*Task details:* Tally the lines in the following entries that include the word "source"; state only the total.

-- start of Available data --

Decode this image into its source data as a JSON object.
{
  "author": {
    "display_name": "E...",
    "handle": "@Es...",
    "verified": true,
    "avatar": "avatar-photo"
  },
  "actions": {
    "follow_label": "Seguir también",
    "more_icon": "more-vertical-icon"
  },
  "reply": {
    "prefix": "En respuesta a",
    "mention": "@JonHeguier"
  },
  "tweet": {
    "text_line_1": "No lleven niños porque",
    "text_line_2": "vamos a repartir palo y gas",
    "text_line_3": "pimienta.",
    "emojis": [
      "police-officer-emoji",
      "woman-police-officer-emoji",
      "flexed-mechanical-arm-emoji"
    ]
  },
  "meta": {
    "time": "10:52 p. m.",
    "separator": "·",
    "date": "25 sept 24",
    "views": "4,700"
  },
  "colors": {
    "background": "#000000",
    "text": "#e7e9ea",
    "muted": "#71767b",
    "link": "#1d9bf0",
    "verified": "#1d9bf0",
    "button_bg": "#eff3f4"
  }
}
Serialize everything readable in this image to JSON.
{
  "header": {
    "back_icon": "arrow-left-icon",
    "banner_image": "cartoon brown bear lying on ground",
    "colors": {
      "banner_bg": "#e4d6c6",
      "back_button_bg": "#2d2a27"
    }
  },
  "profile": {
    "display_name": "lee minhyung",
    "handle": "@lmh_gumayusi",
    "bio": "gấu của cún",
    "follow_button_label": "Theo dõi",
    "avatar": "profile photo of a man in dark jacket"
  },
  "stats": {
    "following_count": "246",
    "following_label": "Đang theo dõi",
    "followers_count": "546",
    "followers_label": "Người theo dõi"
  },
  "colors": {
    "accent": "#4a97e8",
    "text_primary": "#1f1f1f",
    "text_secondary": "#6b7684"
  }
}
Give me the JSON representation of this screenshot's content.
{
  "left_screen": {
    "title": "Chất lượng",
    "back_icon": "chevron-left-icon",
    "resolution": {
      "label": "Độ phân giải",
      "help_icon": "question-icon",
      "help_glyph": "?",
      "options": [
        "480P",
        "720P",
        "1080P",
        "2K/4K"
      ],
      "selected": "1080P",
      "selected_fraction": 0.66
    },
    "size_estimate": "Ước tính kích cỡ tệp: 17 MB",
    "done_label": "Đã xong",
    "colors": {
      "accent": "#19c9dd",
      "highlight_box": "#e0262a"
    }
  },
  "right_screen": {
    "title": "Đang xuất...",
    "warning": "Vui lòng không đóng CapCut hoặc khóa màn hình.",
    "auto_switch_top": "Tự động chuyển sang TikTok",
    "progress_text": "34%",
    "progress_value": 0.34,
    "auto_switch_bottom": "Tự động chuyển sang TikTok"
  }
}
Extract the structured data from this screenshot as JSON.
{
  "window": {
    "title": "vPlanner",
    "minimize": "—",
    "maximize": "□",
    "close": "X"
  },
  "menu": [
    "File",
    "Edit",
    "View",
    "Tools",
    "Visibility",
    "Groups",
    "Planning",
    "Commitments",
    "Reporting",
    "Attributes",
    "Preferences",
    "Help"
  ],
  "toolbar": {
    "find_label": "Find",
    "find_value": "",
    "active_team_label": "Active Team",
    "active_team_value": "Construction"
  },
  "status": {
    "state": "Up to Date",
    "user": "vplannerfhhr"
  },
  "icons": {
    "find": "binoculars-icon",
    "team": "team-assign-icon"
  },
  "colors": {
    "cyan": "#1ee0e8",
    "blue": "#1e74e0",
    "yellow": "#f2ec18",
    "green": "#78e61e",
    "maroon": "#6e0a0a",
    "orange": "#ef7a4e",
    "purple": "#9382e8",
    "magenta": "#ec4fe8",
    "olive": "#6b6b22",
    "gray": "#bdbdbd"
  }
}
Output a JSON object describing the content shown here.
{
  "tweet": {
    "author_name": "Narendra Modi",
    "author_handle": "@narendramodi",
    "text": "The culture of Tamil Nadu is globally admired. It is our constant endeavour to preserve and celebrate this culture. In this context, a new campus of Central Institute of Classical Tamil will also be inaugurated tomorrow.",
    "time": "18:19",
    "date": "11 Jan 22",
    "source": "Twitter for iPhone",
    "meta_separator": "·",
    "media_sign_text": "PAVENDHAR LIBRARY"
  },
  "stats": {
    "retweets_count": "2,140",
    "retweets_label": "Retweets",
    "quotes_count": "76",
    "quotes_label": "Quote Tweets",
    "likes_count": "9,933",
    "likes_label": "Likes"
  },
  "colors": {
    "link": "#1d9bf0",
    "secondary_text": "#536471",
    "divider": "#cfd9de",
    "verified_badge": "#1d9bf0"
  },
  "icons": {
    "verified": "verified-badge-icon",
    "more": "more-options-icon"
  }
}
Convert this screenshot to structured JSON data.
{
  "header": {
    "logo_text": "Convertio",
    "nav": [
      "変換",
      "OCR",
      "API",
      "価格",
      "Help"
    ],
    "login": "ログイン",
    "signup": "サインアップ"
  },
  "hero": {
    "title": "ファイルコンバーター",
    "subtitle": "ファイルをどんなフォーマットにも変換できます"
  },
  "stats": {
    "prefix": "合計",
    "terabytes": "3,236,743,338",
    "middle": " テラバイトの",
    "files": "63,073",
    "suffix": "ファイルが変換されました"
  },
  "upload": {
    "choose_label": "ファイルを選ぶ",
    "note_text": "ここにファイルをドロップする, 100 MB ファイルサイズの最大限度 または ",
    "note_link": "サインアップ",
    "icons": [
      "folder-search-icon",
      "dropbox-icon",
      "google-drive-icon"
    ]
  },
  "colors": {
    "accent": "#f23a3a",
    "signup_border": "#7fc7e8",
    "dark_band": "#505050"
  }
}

-- end of Available data --

*Reply:* 2